╭─ GIVEN DATA

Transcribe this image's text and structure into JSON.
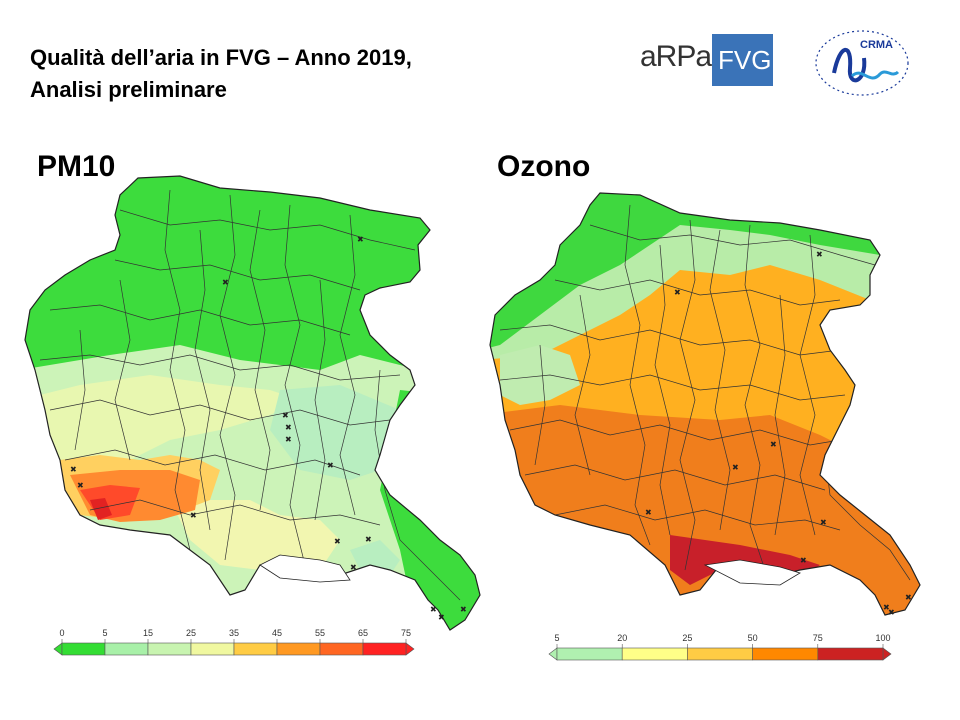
{
  "header": {
    "title_line1": "Qualità dell’aria  in FVG – Anno 2019,",
    "title_line2": "Analisi preliminare"
  },
  "logos": {
    "arpa_left": "aRPa",
    "arpa_right": "FVG",
    "crma": "CRMA"
  },
  "maps": [
    {
      "heading": "PM10",
      "legend_ticks": [
        "0",
        "5",
        "15",
        "25",
        "35",
        "45",
        "55",
        "65",
        "75"
      ],
      "legend_colors": [
        "#33dd33",
        "#a8f0a8",
        "#c8f4b0",
        "#f0f8a0",
        "#ffcc44",
        "#ff9922",
        "#ff6622",
        "#ff2222"
      ]
    },
    {
      "heading": "Ozono",
      "legend_ticks": [
        "5",
        "20",
        "25",
        "50",
        "75",
        "100"
      ],
      "legend_colors": [
        "#b0f0b0",
        "#ffff88",
        "#ffcc44",
        "#ff8800",
        "#cc2222"
      ]
    }
  ]
}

╰─

EXERCISE AIM:
Print all the records again exactly; do not include any picture.

ANSWER FOR THE TASK:
Transcribe this image's text and structure into JSON.
{
  "header": {
    "title_line1": "Qualità dell’aria  in FVG – Anno 2019,",
    "title_line2": "Analisi preliminare"
  },
  "logos": {
    "arpa_left": "aRPa",
    "arpa_right": "FVG",
    "crma": "CRMA"
  },
  "maps": [
    {
      "heading": "PM10",
      "legend_ticks": [
        "0",
        "5",
        "15",
        "25",
        "35",
        "45",
        "55",
        "65",
        "75"
      ],
      "legend_colors": [
        "#33dd33",
        "#a8f0a8",
        "#c8f4b0",
        "#f0f8a0",
        "#ffcc44",
        "#ff9922",
        "#ff6622",
        "#ff2222"
      ]
    },
    {
      "heading": "Ozono",
      "legend_ticks": [
        "5",
        "20",
        "25",
        "50",
        "75",
        "100"
      ],
      "legend_colors": [
        "#b0f0b0",
        "#ffff88",
        "#ffcc44",
        "#ff8800",
        "#cc2222"
      ]
    }
  ]
}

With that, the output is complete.